[Element box listing]
******************************

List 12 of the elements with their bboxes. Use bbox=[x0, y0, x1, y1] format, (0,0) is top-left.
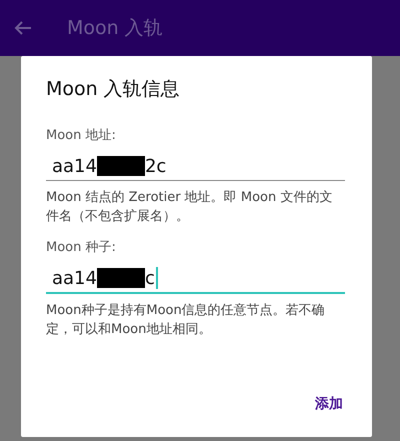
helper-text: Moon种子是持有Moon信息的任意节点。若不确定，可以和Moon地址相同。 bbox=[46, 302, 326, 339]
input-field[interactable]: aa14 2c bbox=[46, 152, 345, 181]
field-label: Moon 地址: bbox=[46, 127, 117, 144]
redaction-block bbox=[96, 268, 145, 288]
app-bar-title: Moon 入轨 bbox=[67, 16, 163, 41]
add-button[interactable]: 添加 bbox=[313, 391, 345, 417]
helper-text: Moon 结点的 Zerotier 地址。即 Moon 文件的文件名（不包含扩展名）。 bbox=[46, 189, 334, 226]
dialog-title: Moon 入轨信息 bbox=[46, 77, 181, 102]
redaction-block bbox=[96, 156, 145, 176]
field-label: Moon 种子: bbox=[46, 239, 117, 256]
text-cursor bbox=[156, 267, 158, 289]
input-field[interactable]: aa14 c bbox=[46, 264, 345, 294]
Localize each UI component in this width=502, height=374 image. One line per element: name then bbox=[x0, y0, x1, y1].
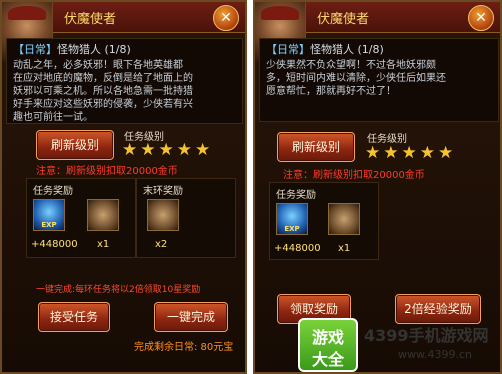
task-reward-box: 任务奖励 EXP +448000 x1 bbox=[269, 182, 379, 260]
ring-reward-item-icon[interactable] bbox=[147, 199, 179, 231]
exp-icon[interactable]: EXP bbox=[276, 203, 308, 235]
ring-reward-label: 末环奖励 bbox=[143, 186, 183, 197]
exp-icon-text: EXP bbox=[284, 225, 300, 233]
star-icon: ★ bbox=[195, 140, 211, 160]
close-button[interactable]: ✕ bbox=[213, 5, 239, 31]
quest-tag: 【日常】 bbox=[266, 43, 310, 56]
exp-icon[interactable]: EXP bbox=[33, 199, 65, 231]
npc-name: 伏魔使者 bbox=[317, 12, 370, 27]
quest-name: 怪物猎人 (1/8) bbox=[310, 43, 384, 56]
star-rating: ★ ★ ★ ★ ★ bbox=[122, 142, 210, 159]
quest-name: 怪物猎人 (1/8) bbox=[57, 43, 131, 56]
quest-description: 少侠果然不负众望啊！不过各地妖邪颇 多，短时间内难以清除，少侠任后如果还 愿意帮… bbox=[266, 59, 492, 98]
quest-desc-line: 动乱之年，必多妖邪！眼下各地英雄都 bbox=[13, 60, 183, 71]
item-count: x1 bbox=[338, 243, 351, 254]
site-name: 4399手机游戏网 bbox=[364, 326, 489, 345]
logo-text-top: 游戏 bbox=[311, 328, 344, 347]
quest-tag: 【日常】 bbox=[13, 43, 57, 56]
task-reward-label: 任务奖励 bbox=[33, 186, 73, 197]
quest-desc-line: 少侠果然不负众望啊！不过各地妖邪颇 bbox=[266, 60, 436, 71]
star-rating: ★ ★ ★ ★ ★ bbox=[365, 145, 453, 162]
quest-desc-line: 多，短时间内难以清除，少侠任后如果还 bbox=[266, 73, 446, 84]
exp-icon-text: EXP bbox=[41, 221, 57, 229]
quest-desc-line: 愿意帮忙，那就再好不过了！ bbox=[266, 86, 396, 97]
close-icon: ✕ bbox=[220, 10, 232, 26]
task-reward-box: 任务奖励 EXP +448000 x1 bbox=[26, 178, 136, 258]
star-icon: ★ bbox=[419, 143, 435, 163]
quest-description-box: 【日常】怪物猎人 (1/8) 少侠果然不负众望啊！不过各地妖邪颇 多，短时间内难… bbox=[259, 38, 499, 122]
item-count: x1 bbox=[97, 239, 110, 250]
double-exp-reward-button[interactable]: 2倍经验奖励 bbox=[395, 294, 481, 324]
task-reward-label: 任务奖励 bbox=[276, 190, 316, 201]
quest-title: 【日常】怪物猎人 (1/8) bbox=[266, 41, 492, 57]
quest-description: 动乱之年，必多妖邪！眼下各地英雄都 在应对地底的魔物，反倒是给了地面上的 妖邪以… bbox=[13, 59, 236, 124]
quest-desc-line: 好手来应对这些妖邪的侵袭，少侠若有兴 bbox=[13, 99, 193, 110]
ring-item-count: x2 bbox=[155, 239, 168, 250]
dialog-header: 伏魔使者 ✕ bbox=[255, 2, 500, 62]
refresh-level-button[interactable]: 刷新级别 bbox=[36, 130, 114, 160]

******************************

▶ [DIRECTION]: Echo every line of the listing above verbatim, leaving out the pictures.

▶ [EXERCISE RESPONSE]:
List 12 of the elements with their bboxes. Use bbox=[x0, y0, x1, y1] format, (0,0) is top-left.
helper-text: Moon种子是持有Moon信息的任意节点。若不确定，可以和Moon地址相同。 bbox=[46, 302, 326, 339]
input-field[interactable]: aa14 2c bbox=[46, 152, 345, 181]
field-label: Moon 地址: bbox=[46, 127, 117, 144]
redaction-block bbox=[96, 268, 145, 288]
app-bar-title: Moon 入轨 bbox=[67, 16, 163, 41]
add-button[interactable]: 添加 bbox=[313, 391, 345, 417]
helper-text: Moon 结点的 Zerotier 地址。即 Moon 文件的文件名（不包含扩展名）。 bbox=[46, 189, 334, 226]
dialog-title: Moon 入轨信息 bbox=[46, 77, 181, 102]
redaction-block bbox=[96, 156, 145, 176]
field-label: Moon 种子: bbox=[46, 239, 117, 256]
text-cursor bbox=[156, 267, 158, 289]
input-field[interactable]: aa14 c bbox=[46, 264, 345, 294]
Localize each UI component in this width=502, height=374 image. One line per element: name then bbox=[x0, y0, x1, y1].
task-reward-box: 任务奖励 EXP +448000 x1 bbox=[269, 182, 379, 260]
ring-reward-item-icon[interactable] bbox=[147, 199, 179, 231]
exp-icon[interactable]: EXP bbox=[276, 203, 308, 235]
ring-reward-label: 末环奖励 bbox=[143, 186, 183, 197]
exp-icon-text: EXP bbox=[284, 225, 300, 233]
star-icon: ★ bbox=[195, 140, 211, 160]
close-button[interactable]: ✕ bbox=[213, 5, 239, 31]
quest-tag: 【日常】 bbox=[266, 43, 310, 56]
exp-icon[interactable]: EXP bbox=[33, 199, 65, 231]
npc-name: 伏魔使者 bbox=[317, 12, 370, 27]
quest-name: 怪物猎人 (1/8) bbox=[310, 43, 384, 56]
star-rating: ★ ★ ★ ★ ★ bbox=[122, 142, 210, 159]
quest-name: 怪物猎人 (1/8) bbox=[57, 43, 131, 56]
quest-description: 少侠果然不负众望啊！不过各地妖邪颇 多，短时间内难以清除，少侠任后如果还 愿意帮… bbox=[266, 59, 492, 98]
quest-desc-line: 动乱之年，必多妖邪！眼下各地英雄都 bbox=[13, 60, 183, 71]
item-count: x1 bbox=[338, 243, 351, 254]
site-name: 4399手机游戏网 bbox=[364, 326, 489, 345]
logo-text-top: 游戏 bbox=[311, 328, 344, 347]
quest-tag: 【日常】 bbox=[13, 43, 57, 56]
task-reward-label: 任务奖励 bbox=[33, 186, 73, 197]
quest-desc-line: 少侠果然不负众望啊！不过各地妖邪颇 bbox=[266, 60, 436, 71]
star-rating: ★ ★ ★ ★ ★ bbox=[365, 145, 453, 162]
quest-desc-line: 多，短时间内难以清除，少侠任后如果还 bbox=[266, 73, 446, 84]
exp-icon-text: EXP bbox=[41, 221, 57, 229]
quest-desc-line: 愿意帮忙，那就再好不过了！ bbox=[266, 86, 396, 97]
close-icon: ✕ bbox=[220, 10, 232, 26]
task-reward-box: 任务奖励 EXP +448000 x1 bbox=[26, 178, 136, 258]
star-icon: ★ bbox=[419, 143, 435, 163]
quest-description-box: 【日常】怪物猎人 (1/8) 少侠果然不负众望啊！不过各地妖邪颇 多，短时间内难… bbox=[259, 38, 499, 122]
item-count: x1 bbox=[97, 239, 110, 250]
double-exp-reward-button[interactable]: 2倍经验奖励 bbox=[395, 294, 481, 324]
task-reward-label: 任务奖励 bbox=[276, 190, 316, 201]
quest-title: 【日常】怪物猎人 (1/8) bbox=[266, 41, 492, 57]
quest-description: 动乱之年，必多妖邪！眼下各地英雄都 在应对地底的魔物，反倒是给了地面上的 妖邪以… bbox=[13, 59, 236, 124]
quest-desc-line: 好手来应对这些妖邪的侵袭，少侠若有兴 bbox=[13, 99, 193, 110]
ring-item-count: x2 bbox=[155, 239, 168, 250]
dialog-header: 伏魔使者 ✕ bbox=[255, 2, 500, 62]
refresh-level-button[interactable]: 刷新级别 bbox=[36, 130, 114, 160]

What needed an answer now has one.